| Stored rows |
########################################

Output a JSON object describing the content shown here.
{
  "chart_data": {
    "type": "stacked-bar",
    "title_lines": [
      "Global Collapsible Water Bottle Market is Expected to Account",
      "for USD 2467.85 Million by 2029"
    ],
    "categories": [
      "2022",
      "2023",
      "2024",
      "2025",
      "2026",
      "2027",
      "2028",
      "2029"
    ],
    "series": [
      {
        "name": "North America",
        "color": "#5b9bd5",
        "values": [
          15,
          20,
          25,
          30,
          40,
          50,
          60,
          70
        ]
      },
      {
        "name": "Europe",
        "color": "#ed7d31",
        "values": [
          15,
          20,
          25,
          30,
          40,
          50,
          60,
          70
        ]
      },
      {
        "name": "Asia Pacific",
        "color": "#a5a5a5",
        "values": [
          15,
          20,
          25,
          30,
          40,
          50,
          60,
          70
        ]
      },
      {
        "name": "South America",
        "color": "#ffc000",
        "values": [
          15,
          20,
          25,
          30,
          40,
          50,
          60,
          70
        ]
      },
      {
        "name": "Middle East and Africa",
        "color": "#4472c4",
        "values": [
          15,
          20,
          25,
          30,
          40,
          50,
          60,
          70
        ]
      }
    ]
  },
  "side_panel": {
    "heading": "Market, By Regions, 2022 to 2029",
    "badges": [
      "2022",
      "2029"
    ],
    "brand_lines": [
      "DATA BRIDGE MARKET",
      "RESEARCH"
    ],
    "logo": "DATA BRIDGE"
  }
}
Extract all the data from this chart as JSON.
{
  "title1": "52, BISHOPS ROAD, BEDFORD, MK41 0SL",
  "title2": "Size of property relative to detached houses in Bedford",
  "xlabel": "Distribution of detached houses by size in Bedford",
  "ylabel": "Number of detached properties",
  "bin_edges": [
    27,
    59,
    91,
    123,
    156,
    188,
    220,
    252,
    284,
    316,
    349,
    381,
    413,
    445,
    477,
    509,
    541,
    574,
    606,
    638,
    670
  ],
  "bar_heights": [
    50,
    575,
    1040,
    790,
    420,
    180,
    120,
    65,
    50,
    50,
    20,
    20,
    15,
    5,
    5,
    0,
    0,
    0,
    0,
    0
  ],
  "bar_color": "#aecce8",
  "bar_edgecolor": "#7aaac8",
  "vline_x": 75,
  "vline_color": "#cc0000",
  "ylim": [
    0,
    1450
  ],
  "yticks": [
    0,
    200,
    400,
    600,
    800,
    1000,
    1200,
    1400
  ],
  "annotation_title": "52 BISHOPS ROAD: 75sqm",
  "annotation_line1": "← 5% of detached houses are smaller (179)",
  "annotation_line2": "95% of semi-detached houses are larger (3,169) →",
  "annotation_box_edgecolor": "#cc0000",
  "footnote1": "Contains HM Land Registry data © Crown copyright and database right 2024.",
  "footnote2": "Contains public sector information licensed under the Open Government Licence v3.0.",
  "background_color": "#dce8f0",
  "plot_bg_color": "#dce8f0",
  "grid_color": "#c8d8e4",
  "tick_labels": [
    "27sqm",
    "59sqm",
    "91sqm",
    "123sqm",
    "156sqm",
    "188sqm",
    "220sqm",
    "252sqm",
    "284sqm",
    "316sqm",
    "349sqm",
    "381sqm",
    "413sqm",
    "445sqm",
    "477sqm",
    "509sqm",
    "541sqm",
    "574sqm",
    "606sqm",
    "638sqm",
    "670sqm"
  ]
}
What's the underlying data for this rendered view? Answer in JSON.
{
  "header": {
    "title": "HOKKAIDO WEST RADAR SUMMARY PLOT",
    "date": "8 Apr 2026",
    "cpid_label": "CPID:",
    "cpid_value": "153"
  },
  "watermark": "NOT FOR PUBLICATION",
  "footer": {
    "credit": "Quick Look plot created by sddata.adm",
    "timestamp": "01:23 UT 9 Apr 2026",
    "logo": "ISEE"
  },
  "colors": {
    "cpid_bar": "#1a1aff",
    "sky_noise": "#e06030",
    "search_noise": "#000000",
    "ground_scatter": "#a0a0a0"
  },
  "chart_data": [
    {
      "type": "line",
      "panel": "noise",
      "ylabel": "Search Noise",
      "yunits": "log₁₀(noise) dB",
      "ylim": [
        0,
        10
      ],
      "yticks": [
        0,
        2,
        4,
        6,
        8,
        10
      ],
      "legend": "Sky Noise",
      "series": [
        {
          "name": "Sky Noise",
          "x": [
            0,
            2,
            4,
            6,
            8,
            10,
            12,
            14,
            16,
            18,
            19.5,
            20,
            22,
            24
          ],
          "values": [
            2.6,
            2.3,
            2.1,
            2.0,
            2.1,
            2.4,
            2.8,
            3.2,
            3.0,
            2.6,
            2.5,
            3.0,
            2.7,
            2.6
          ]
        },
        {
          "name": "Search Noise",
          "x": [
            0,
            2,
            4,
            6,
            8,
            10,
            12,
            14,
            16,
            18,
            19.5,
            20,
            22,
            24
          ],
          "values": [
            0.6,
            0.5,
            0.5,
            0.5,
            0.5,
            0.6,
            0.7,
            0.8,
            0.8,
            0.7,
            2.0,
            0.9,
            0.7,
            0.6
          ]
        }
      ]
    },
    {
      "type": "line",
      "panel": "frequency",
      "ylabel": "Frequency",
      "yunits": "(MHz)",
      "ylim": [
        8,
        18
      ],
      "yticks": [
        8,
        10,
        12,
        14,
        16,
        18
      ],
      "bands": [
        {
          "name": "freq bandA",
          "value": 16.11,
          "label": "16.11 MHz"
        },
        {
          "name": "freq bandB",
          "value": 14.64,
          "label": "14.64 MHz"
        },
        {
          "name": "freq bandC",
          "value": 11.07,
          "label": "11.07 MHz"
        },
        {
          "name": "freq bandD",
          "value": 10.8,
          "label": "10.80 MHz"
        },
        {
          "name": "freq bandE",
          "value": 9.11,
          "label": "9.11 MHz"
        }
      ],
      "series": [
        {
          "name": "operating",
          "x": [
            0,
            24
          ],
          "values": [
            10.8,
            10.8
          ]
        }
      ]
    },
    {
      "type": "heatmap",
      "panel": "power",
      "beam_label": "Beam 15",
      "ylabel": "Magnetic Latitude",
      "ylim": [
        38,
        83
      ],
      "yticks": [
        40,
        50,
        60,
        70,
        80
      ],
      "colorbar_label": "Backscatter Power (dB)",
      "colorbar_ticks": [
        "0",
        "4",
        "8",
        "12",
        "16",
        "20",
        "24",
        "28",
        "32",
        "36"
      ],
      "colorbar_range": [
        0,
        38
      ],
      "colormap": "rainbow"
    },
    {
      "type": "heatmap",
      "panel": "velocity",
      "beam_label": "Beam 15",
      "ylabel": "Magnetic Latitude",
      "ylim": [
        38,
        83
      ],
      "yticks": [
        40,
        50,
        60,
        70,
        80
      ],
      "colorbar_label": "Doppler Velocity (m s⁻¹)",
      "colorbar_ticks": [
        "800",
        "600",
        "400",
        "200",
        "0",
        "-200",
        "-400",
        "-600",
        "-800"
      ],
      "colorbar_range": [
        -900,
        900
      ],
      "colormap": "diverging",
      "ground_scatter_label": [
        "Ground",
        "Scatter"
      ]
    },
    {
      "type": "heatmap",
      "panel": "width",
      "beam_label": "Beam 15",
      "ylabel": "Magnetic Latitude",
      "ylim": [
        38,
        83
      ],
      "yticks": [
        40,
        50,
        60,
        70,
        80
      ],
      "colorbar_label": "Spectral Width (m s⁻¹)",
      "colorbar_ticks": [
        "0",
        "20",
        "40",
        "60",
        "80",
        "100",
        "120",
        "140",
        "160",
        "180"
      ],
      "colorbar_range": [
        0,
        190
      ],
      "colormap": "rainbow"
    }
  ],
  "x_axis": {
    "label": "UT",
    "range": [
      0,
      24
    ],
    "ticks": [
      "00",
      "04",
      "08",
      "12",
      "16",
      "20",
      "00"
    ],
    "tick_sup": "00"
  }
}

########################################

| Written exercise |
State how many lines of the data include the word "this", with nothing else.

| Answer below |
2